The task:
Copy the data that follows, character for character, minus the pictures.

++++++++++

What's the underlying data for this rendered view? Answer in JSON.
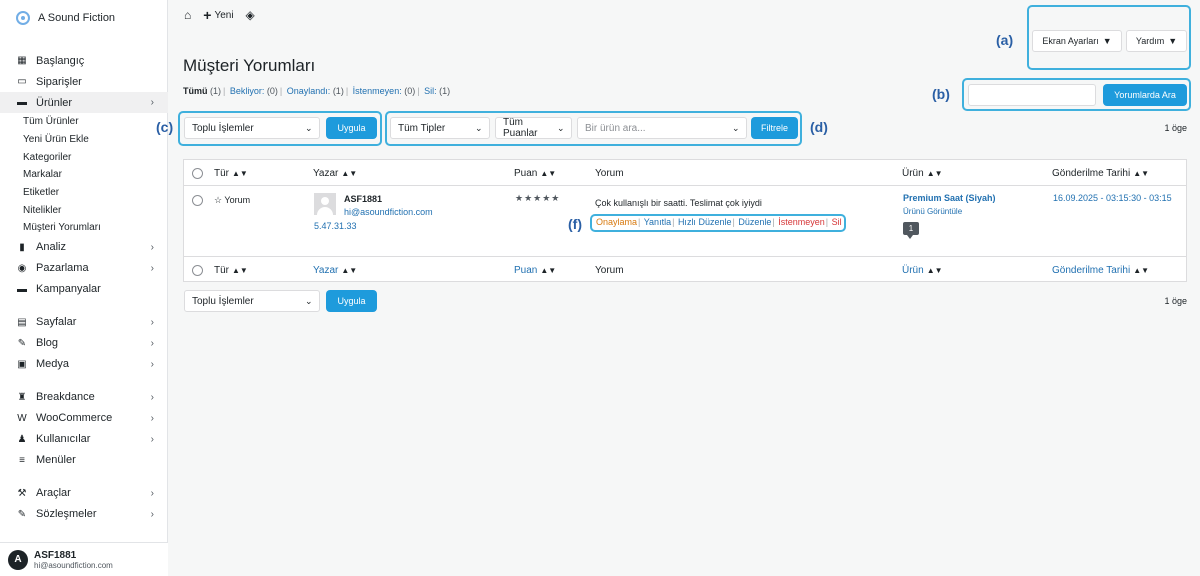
{
  "brand": {
    "name": "A Sound Fiction"
  },
  "sidebar": {
    "items": [
      {
        "label": "Başlangıç",
        "icon": "dashboard-icon",
        "glyph": "▦"
      },
      {
        "label": "Siparişler",
        "icon": "inbox-icon",
        "glyph": "▭"
      },
      {
        "label": "Ürünler",
        "icon": "archive-icon",
        "glyph": "▬"
      },
      {
        "label": "Analiz",
        "icon": "bar-chart-icon",
        "glyph": "▮"
      },
      {
        "label": "Pazarlama",
        "icon": "megaphone-icon",
        "glyph": "◉"
      },
      {
        "label": "Kampanyalar",
        "icon": "card-icon",
        "glyph": "▬"
      },
      {
        "label": "Sayfalar",
        "icon": "pages-icon",
        "glyph": "▤"
      },
      {
        "label": "Blog",
        "icon": "edit-icon",
        "glyph": "✎"
      },
      {
        "label": "Medya",
        "icon": "image-icon",
        "glyph": "▣"
      },
      {
        "label": "Breakdance",
        "icon": "breakdance-icon",
        "glyph": "♜"
      },
      {
        "label": "WooCommerce",
        "icon": "woocommerce-icon",
        "glyph": "W"
      },
      {
        "label": "Kullanıcılar",
        "icon": "users-icon",
        "glyph": "♟"
      },
      {
        "label": "Menüler",
        "icon": "menu-icon",
        "glyph": "≡"
      },
      {
        "label": "Araçlar",
        "icon": "wrench-icon",
        "glyph": "⚒"
      },
      {
        "label": "Sözleşmeler",
        "icon": "contract-icon",
        "glyph": "✎"
      }
    ],
    "submenu": [
      "Tüm Ürünler",
      "Yeni Ürün Ekle",
      "Kategoriler",
      "Markalar",
      "Etiketler",
      "Nitelikler",
      "Müşteri Yorumları"
    ]
  },
  "user": {
    "avatar_letter": "A",
    "name": "ASF1881",
    "email": "hi@asoundfiction.com"
  },
  "topbar": {
    "home_glyph": "⌂",
    "new_label": "Yeni",
    "breakdance_glyph": "◈"
  },
  "header_buttons": {
    "screen_options": "Ekran Ayarları",
    "help": "Yardım"
  },
  "page": {
    "title": "Müşteri Yorumları"
  },
  "status_links": {
    "all": "Tümü",
    "all_count": "(1)",
    "pending": "Bekliyor:",
    "pending_count": "(0)",
    "approved": "Onaylandı:",
    "approved_count": "(1)",
    "spam": "İstenmeyen:",
    "spam_count": "(0)",
    "trash": "Sil:",
    "trash_count": "(1)"
  },
  "search": {
    "placeholder": "",
    "button": "Yorumlarda Ara"
  },
  "bulk_actions": {
    "selected": "Toplu İşlemler",
    "apply": "Uygula"
  },
  "filters": {
    "type": "Tüm Tipler",
    "rating": "Tüm Puanlar",
    "product_placeholder": "Bir ürün ara...",
    "filter_button": "Filtrele"
  },
  "items_count": "1 öge",
  "annotations": {
    "a": "(a)",
    "b": "(b)",
    "c": "(c)",
    "d": "(d)",
    "f": "(f)"
  },
  "table": {
    "headers": {
      "type": "Tür",
      "author": "Yazar",
      "rating": "Puan",
      "review": "Yorum",
      "product": "Ürün",
      "date": "Gönderilme Tarihi"
    },
    "row": {
      "type": "☆ Yorum",
      "author_name": "ASF1881",
      "author_email": "hi@asoundfiction.com",
      "author_ip": "5.47.31.33",
      "rating": "★★★★★",
      "review_text": "Çok kullanışlı bir saatti. Teslimat çok iyiydi",
      "actions": {
        "approve": "Onaylama",
        "reply": "Yanıtla",
        "quick_edit": "Hızlı Düzenle",
        "edit": "Düzenle",
        "spam": "İstenmeyen",
        "trash": "Sil"
      },
      "product_name": "Premium Saat (Siyah)",
      "product_view": "Ürünü Görüntüle",
      "comment_count": "1",
      "date": "16.09.2025 - 03:15:30 - 03:15"
    }
  },
  "colors": {
    "accent": "#1e9bdc",
    "highlight_border": "#3fb0dd",
    "annotation_text": "#2a5fa5",
    "link": "#2271b1",
    "warning": "#d8790e",
    "danger": "#d63638"
  }
}
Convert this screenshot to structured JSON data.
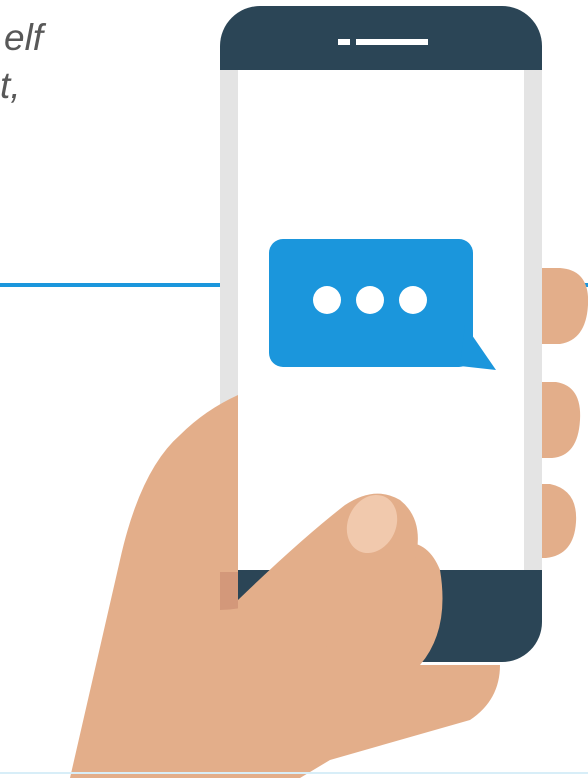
{
  "text_fragment": {
    "line_1": "elf",
    "line_2": "t,"
  },
  "icons": {
    "illustration": "hand-holding-phone",
    "message_bubble": "chat-bubble-typing-icon",
    "typing_dots": 3
  },
  "colors": {
    "background": "#ffffff",
    "text": "#585858",
    "accent_line": "#1b96dc",
    "bubble": "#1b96dc",
    "phone_body": "#2b4556",
    "phone_screen": "#ffffff",
    "phone_side": "#e4e4e4",
    "skin": "#e3ae8a",
    "skin_shadow": "#d3987a",
    "thumbnail": "#f1c9ad"
  }
}
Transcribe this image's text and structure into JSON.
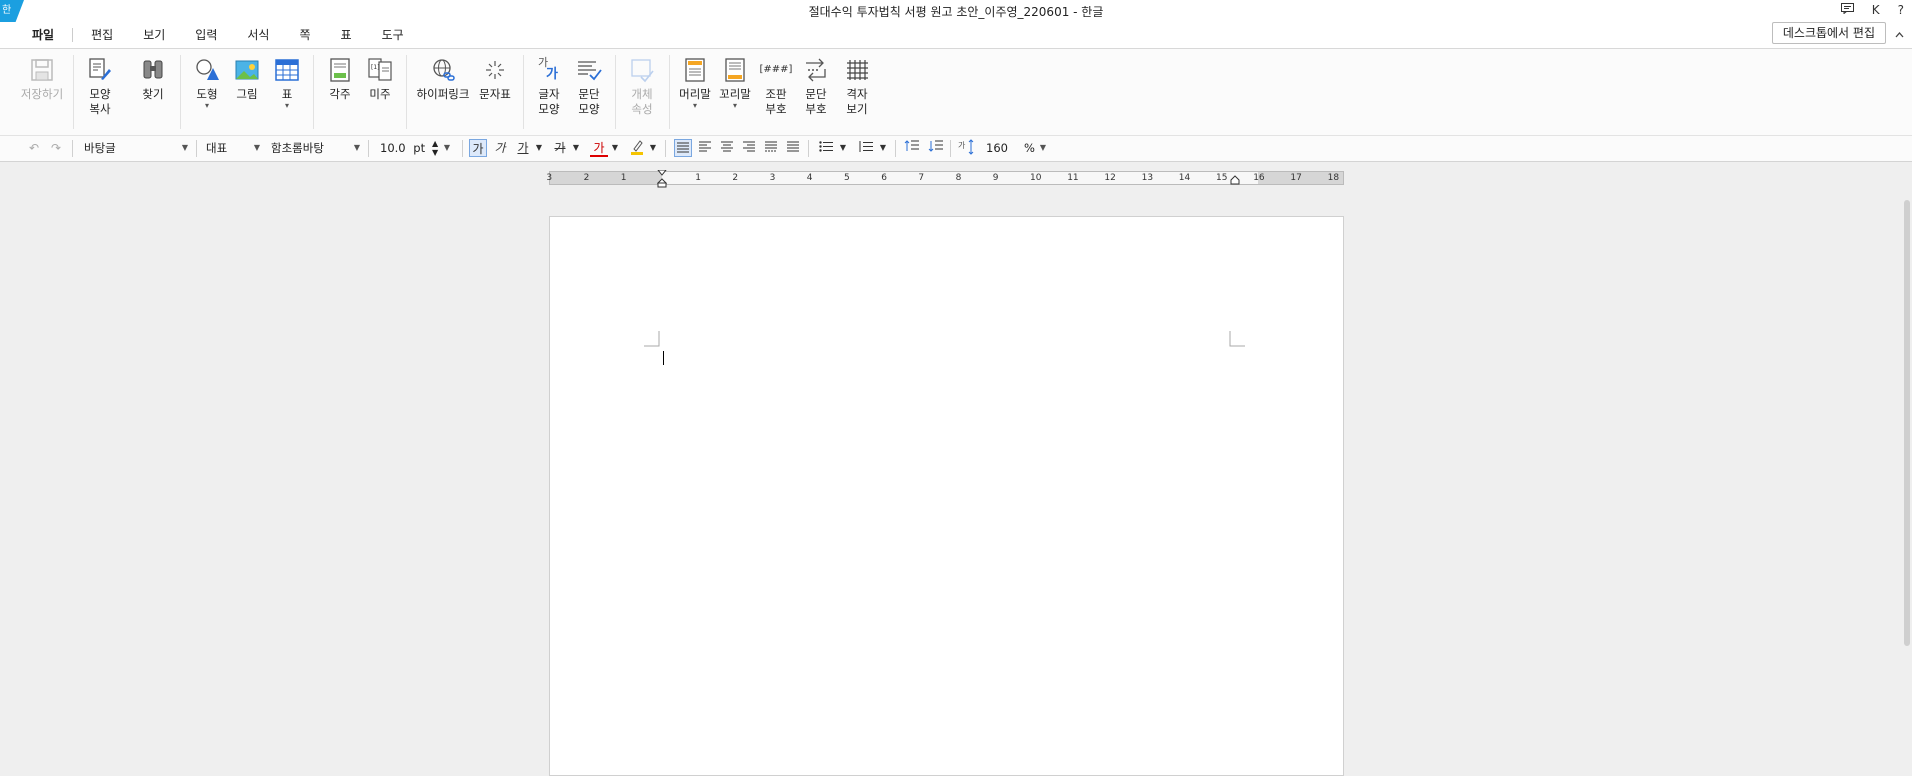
{
  "window": {
    "title": "절대수익 투자법칙 서평 원고 초안_이주영_220601 - 한글",
    "badge": "한",
    "user_initial": "K",
    "help": "?"
  },
  "menu": {
    "items": [
      "파일",
      "편집",
      "보기",
      "입력",
      "서식",
      "쪽",
      "표",
      "도구"
    ],
    "desktop_edit": "데스크톱에서 편집"
  },
  "ribbon": {
    "save": "저장하기",
    "format_copy_1": "모양",
    "format_copy_2": "복사",
    "find": "찾기",
    "shape": "도형",
    "picture": "그림",
    "table": "표",
    "footnote": "각주",
    "endnote": "미주",
    "hyperlink": "하이퍼링크",
    "symbol": "문자표",
    "char_shape_1": "글자",
    "char_shape_2": "모양",
    "para_shape_1": "문단",
    "para_shape_2": "모양",
    "object_props_1": "개체",
    "object_props_2": "속성",
    "header": "머리말",
    "footer": "꼬리말",
    "markup_1": "조판",
    "markup_2": "부호",
    "para_mark_1": "문단",
    "para_mark_2": "부호",
    "grid_1": "격자",
    "grid_2": "보기",
    "symbol_icon_text": "[###]",
    "char_icon_top": "가",
    "char_icon_bottom": "가"
  },
  "format": {
    "style": "바탕글",
    "lang": "대표",
    "font": "함초롬바탕",
    "size": "10.0",
    "size_unit": "pt",
    "bold_glyph": "가",
    "italic_glyph": "가",
    "underline_glyph": "가",
    "strike_glyph": "가",
    "color_glyph": "가",
    "line_spacing": "160",
    "line_spacing_unit": "%"
  },
  "ruler": {
    "labels": [
      "3",
      "2",
      "1",
      "1",
      "2",
      "3",
      "4",
      "5",
      "6",
      "7",
      "8",
      "9",
      "10",
      "11",
      "12",
      "13",
      "14",
      "15",
      "16",
      "17",
      "18"
    ]
  },
  "colors": {
    "accent": "#1b9fe0",
    "ribbon_bg": "#fbfbfb",
    "workspace_bg": "#efefef",
    "page_bg": "#ffffff"
  }
}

++++++++++

Result:
What's the underlying data for this rendered view? Answer in JSON.
{
  "brand": {
    "name": "A Sound Fiction"
  },
  "sidebar": {
    "items": [
      {
        "label": "Başlangıç",
        "icon": "dashboard-icon",
        "glyph": "▦"
      },
      {
        "label": "Siparişler",
        "icon": "inbox-icon",
        "glyph": "▭"
      },
      {
        "label": "Ürünler",
        "icon": "archive-icon",
        "glyph": "▬"
      },
      {
        "label": "Analiz",
        "icon": "bar-chart-icon",
        "glyph": "▮"
      },
      {
        "label": "Pazarlama",
        "icon": "megaphone-icon",
        "glyph": "◉"
      },
      {
        "label": "Kampanyalar",
        "icon": "card-icon",
        "glyph": "▬"
      },
      {
        "label": "Sayfalar",
        "icon": "pages-icon",
        "glyph": "▤"
      },
      {
        "label": "Blog",
        "icon": "edit-icon",
        "glyph": "✎"
      },
      {
        "label": "Medya",
        "icon": "image-icon",
        "glyph": "▣"
      },
      {
        "label": "Breakdance",
        "icon": "breakdance-icon",
        "glyph": "♜"
      },
      {
        "label": "WooCommerce",
        "icon": "woocommerce-icon",
        "glyph": "W"
      },
      {
        "label": "Kullanıcılar",
        "icon": "users-icon",
        "glyph": "♟"
      },
      {
        "label": "Menüler",
        "icon": "menu-icon",
        "glyph": "≡"
      },
      {
        "label": "Araçlar",
        "icon": "wrench-icon",
        "glyph": "⚒"
      },
      {
        "label": "Sözleşmeler",
        "icon": "contract-icon",
        "glyph": "✎"
      }
    ],
    "submenu": [
      "Tüm Ürünler",
      "Yeni Ürün Ekle",
      "Kategoriler",
      "Markalar",
      "Etiketler",
      "Nitelikler",
      "Müşteri Yorumları"
    ]
  },
  "user": {
    "avatar_letter": "A",
    "name": "ASF1881",
    "email": "hi@asoundfiction.com"
  },
  "topbar": {
    "home_glyph": "⌂",
    "new_label": "Yeni",
    "breakdance_glyph": "◈"
  },
  "header_buttons": {
    "screen_options": "Ekran Ayarları",
    "help": "Yardım"
  },
  "page": {
    "title": "Müşteri Yorumları"
  },
  "status_links": {
    "all": "Tümü",
    "all_count": "(1)",
    "pending": "Bekliyor:",
    "pending_count": "(0)",
    "approved": "Onaylandı:",
    "approved_count": "(1)",
    "spam": "İstenmeyen:",
    "spam_count": "(0)",
    "trash": "Sil:",
    "trash_count": "(1)"
  },
  "search": {
    "placeholder": "",
    "button": "Yorumlarda Ara"
  },
  "bulk_actions": {
    "selected": "Toplu İşlemler",
    "apply": "Uygula"
  },
  "filters": {
    "type": "Tüm Tipler",
    "rating": "Tüm Puanlar",
    "product_placeholder": "Bir ürün ara...",
    "filter_button": "Filtrele"
  },
  "items_count": "1 öge",
  "annotations": {
    "a": "(a)",
    "b": "(b)",
    "c": "(c)",
    "d": "(d)",
    "f": "(f)"
  },
  "table": {
    "headers": {
      "type": "Tür",
      "author": "Yazar",
      "rating": "Puan",
      "review": "Yorum",
      "product": "Ürün",
      "date": "Gönderilme Tarihi"
    },
    "row": {
      "type": "☆ Yorum",
      "author_name": "ASF1881",
      "author_email": "hi@asoundfiction.com",
      "author_ip": "5.47.31.33",
      "rating": "★★★★★",
      "review_text": "Çok kullanışlı bir saatti. Teslimat çok iyiydi",
      "actions": {
        "approve": "Onaylama",
        "reply": "Yanıtla",
        "quick_edit": "Hızlı Düzenle",
        "edit": "Düzenle",
        "spam": "İstenmeyen",
        "trash": "Sil"
      },
      "product_name": "Premium Saat (Siyah)",
      "product_view": "Ürünü Görüntüle",
      "comment_count": "1",
      "date": "16.09.2025 - 03:15:30 - 03:15"
    }
  },
  "colors": {
    "accent": "#1e9bdc",
    "highlight_border": "#3fb0dd",
    "annotation_text": "#2a5fa5",
    "link": "#2271b1",
    "warning": "#d8790e",
    "danger": "#d63638"
  }
}
Convert this screenshot to structured JSON data.
{
  "text_fragment": {
    "line_1": "elf",
    "line_2": "t,"
  },
  "icons": {
    "illustration": "hand-holding-phone",
    "message_bubble": "chat-bubble-typing-icon",
    "typing_dots": 3
  },
  "colors": {
    "background": "#ffffff",
    "text": "#585858",
    "accent_line": "#1b96dc",
    "bubble": "#1b96dc",
    "phone_body": "#2b4556",
    "phone_screen": "#ffffff",
    "phone_side": "#e4e4e4",
    "skin": "#e3ae8a",
    "skin_shadow": "#d3987a",
    "thumbnail": "#f1c9ad"
  }
}
Transcribe this image's text and structure into JSON.
{
  "window": {
    "title": "절대수익 투자법칙 서평 원고 초안_이주영_220601 - 한글",
    "badge": "한",
    "user_initial": "K",
    "help": "?"
  },
  "menu": {
    "items": [
      "파일",
      "편집",
      "보기",
      "입력",
      "서식",
      "쪽",
      "표",
      "도구"
    ],
    "desktop_edit": "데스크톱에서 편집"
  },
  "ribbon": {
    "save": "저장하기",
    "format_copy_1": "모양",
    "format_copy_2": "복사",
    "find": "찾기",
    "shape": "도형",
    "picture": "그림",
    "table": "표",
    "footnote": "각주",
    "endnote": "미주",
    "hyperlink": "하이퍼링크",
    "symbol": "문자표",
    "char_shape_1": "글자",
    "char_shape_2": "모양",
    "para_shape_1": "문단",
    "para_shape_2": "모양",
    "object_props_1": "개체",
    "object_props_2": "속성",
    "header": "머리말",
    "footer": "꼬리말",
    "markup_1": "조판",
    "markup_2": "부호",
    "para_mark_1": "문단",
    "para_mark_2": "부호",
    "grid_1": "격자",
    "grid_2": "보기",
    "symbol_icon_text": "[###]",
    "char_icon_top": "가",
    "char_icon_bottom": "가"
  },
  "format": {
    "style": "바탕글",
    "lang": "대표",
    "font": "함초롬바탕",
    "size": "10.0",
    "size_unit": "pt",
    "bold_glyph": "가",
    "italic_glyph": "가",
    "underline_glyph": "가",
    "strike_glyph": "가",
    "color_glyph": "가",
    "line_spacing": "160",
    "line_spacing_unit": "%"
  },
  "ruler": {
    "labels": [
      "3",
      "2",
      "1",
      "1",
      "2",
      "3",
      "4",
      "5",
      "6",
      "7",
      "8",
      "9",
      "10",
      "11",
      "12",
      "13",
      "14",
      "15",
      "16",
      "17",
      "18"
    ]
  },
  "colors": {
    "accent": "#1b9fe0",
    "ribbon_bg": "#fbfbfb",
    "workspace_bg": "#efefef",
    "page_bg": "#ffffff"
  }
}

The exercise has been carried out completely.